**The request**. Transcribe everything from the line containing "close-button[interactable] xyxy=(1264,383,1300,419)" down to the line containing "error-toast: One or", keeping each line unchanged.

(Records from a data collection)
------------------------------------
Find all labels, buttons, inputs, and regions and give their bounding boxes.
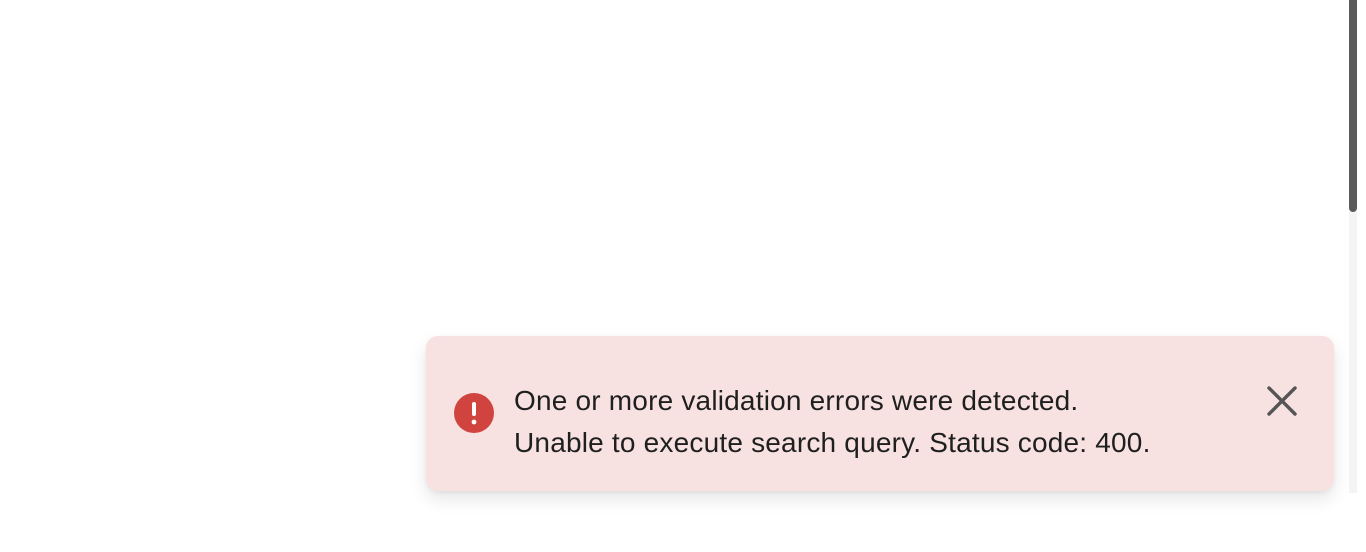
close-button[interactable] xyxy=(1264,383,1300,419)
vertical-scrollbar[interactable] xyxy=(1349,0,1357,493)
close-icon[interactable] xyxy=(1264,383,1300,419)
error-toast: One or more validation errors were detec… xyxy=(426,336,1334,491)
toast-message: One or more validation errors were detec… xyxy=(514,380,1151,464)
error-exclamation-icon xyxy=(454,393,494,433)
page: One or more validation errors were detec… xyxy=(0,0,1366,552)
toast-message-line-2: Unable to execute search query. Status c… xyxy=(514,427,1151,458)
toast-message-line-1: One or more validation errors were detec… xyxy=(514,385,1079,416)
scrollbar-thumb[interactable] xyxy=(1349,0,1357,212)
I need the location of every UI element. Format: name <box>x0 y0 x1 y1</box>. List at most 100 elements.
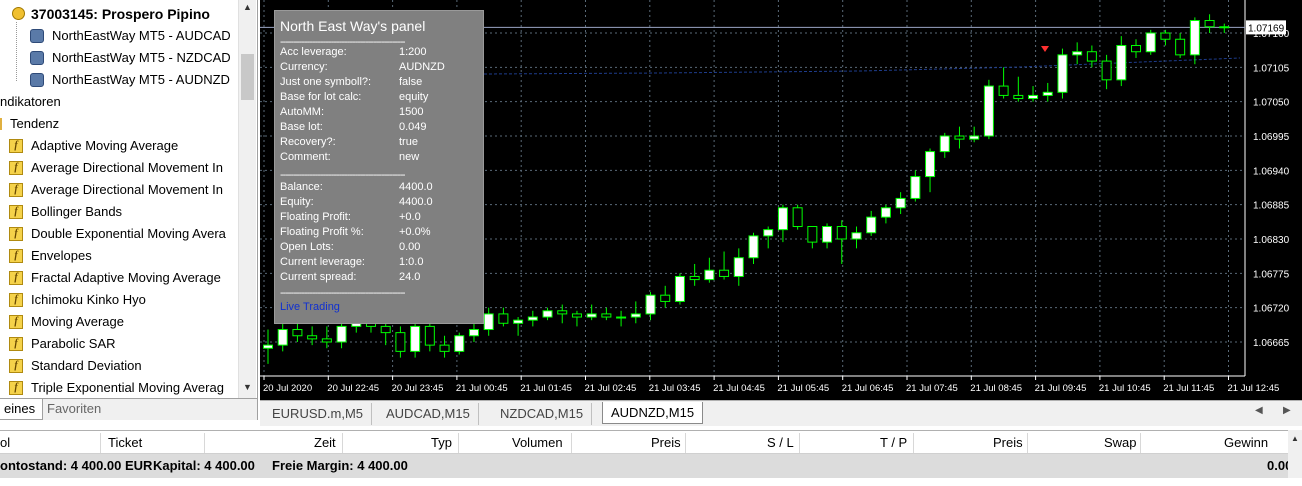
col-divider <box>799 433 800 453</box>
panel-label: AutoMM: <box>280 106 325 118</box>
trade-arrow-icon <box>1041 46 1049 52</box>
panel-label: Just one symboll?: <box>280 76 372 88</box>
panel-label: Floating Profit %: <box>280 226 364 238</box>
candle-body <box>660 294 671 302</box>
chart-tab-nzdcad[interactable]: NZDCAD,M15 <box>492 403 593 425</box>
tab-favorites[interactable]: Favoriten <box>40 399 108 420</box>
panel-label: Open Lots: <box>280 241 334 253</box>
scroll-up-icon[interactable]: ▲ <box>1291 434 1299 443</box>
price-tick-label: 1.06885 <box>1253 201 1290 212</box>
time-tick-label: 20 Jul 22:45 <box>327 383 379 394</box>
panel-value: 4400.0 <box>399 196 433 208</box>
candle-body <box>1116 44 1127 81</box>
candle-body <box>689 275 700 281</box>
panel-value: 1:200 <box>399 46 427 58</box>
candle-body <box>1086 51 1097 62</box>
table-scrollbar[interactable]: ▲ <box>1288 430 1302 478</box>
price-tick-label: 1.07050 <box>1253 98 1290 109</box>
candle-body <box>1028 94 1039 100</box>
expert-icon <box>30 29 44 43</box>
candle-body <box>910 176 921 199</box>
indicator-icon: f <box>9 183 23 197</box>
col-time[interactable]: Zeit <box>314 431 336 455</box>
indicator-icon: f <box>9 337 23 351</box>
time-tick-label: 21 Jul 08:45 <box>970 383 1022 394</box>
candle-body <box>866 216 877 234</box>
price-tick-label: 1.07105 <box>1253 63 1290 74</box>
col-symbol[interactable]: ol <box>0 431 10 455</box>
panel-value: equity <box>399 91 429 103</box>
expert-label: NorthEastWay MT5 - NZDCAD <box>52 50 231 65</box>
scroll-up-icon[interactable]: ▲ <box>239 2 256 12</box>
expert-icon <box>30 73 44 87</box>
panel-label: Base for lot calc: <box>280 91 362 103</box>
indicator-icon: f <box>9 205 23 219</box>
panel-value: true <box>399 136 418 148</box>
col-divider <box>685 433 686 453</box>
scrollbar-thumb[interactable] <box>241 54 254 100</box>
candle-body <box>571 313 582 318</box>
candle-body <box>1175 38 1186 56</box>
candle-body <box>395 332 406 352</box>
indicator-label: Adaptive Moving Average <box>31 138 179 153</box>
candle-body <box>954 135 965 140</box>
candle-body <box>336 325 347 343</box>
col-price[interactable]: Preis <box>651 431 681 455</box>
candle-body <box>263 344 273 349</box>
candle-body <box>277 329 288 346</box>
navigator-scrollbar[interactable]: ▲ ▼ <box>238 0 256 398</box>
col-divider <box>342 433 343 453</box>
price-tick-label: 1.06775 <box>1253 269 1290 280</box>
candle-body <box>542 310 553 318</box>
candle-body <box>792 207 803 228</box>
col-swap[interactable]: Swap <box>1104 431 1137 455</box>
time-tick-label: 21 Jul 09:45 <box>1035 383 1087 394</box>
time-tick-label: 21 Jul 02:45 <box>585 383 637 394</box>
expert-label: NorthEastWay MT5 - AUDNZD <box>52 72 230 87</box>
col-volume[interactable]: Volumen <box>512 431 563 455</box>
col-divider <box>1027 433 1028 453</box>
chart-tab-audcad[interactable]: AUDCAD,M15 <box>378 403 479 425</box>
scroll-down-icon[interactable]: ▼ <box>239 382 256 392</box>
candle-body <box>895 197 906 209</box>
indicator-icon: f <box>9 315 23 329</box>
col-ticket[interactable]: Ticket <box>108 431 142 455</box>
panel-value: +0.0 <box>399 211 421 223</box>
candle-body <box>498 313 509 324</box>
col-tp[interactable]: T / P <box>880 431 907 455</box>
candle-body <box>410 325 421 352</box>
candle-body <box>1131 44 1142 53</box>
col-divider <box>458 433 459 453</box>
panel-label: Current spread: <box>280 271 357 283</box>
time-tick-label: 21 Jul 01:45 <box>520 383 572 394</box>
col-close-price[interactable]: Preis <box>993 431 1023 455</box>
tab-common[interactable]: eines <box>0 399 44 420</box>
info-panel: North East Way's panel -----------------… <box>274 10 484 324</box>
col-sl[interactable]: S / L <box>767 431 794 455</box>
chart-tab-eurusd[interactable]: EURUSD.m,M5 <box>264 403 373 425</box>
panel-label: Balance: <box>280 181 323 193</box>
indicator-label: Fractal Adaptive Moving Average <box>31 270 221 285</box>
col-divider <box>1140 433 1141 453</box>
navigator-panel: 37003145: Prospero Pipino NorthEastWay M… <box>0 0 258 420</box>
candle-body <box>1189 20 1200 56</box>
indicator-label: Envelopes <box>31 248 92 263</box>
live-trading-link[interactable]: Live Trading <box>280 300 340 315</box>
price-chart[interactable]: 1.07160 1.07105 1.07050 1.06995 1.06940 1.068… <box>260 0 1302 400</box>
indicator-label: Parabolic SAR <box>31 336 116 351</box>
col-profit[interactable]: Gewinn <box>1224 431 1268 455</box>
time-tick-label: 21 Jul 03:45 <box>649 383 701 394</box>
panel-label: Base lot: <box>280 121 323 133</box>
indicator-icon: f <box>9 139 23 153</box>
chart-tab-audnzd[interactable]: AUDNZD,M15 <box>602 402 704 424</box>
tab-scroll-left-icon[interactable]: ◀ <box>1255 405 1263 416</box>
col-type[interactable]: Typ <box>431 431 452 455</box>
col-divider <box>204 433 205 453</box>
candle-body <box>836 226 847 240</box>
price-tick-label: 1.06830 <box>1253 235 1290 246</box>
candle-body <box>1160 32 1171 40</box>
panel-label: Comment: <box>280 151 331 163</box>
indicator-label: Average Directional Movement In <box>31 160 223 175</box>
tab-scroll-right-icon[interactable]: ▶ <box>1283 405 1291 416</box>
candle-body <box>645 294 656 315</box>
------------------------------------
**Reply to the exercise**.
close-button[interactable] xyxy=(1264,383,1300,419)
vertical-scrollbar[interactable] xyxy=(1349,0,1357,493)
close-icon[interactable] xyxy=(1264,383,1300,419)
error-toast: One or more validation errors were detec… xyxy=(426,336,1334,491)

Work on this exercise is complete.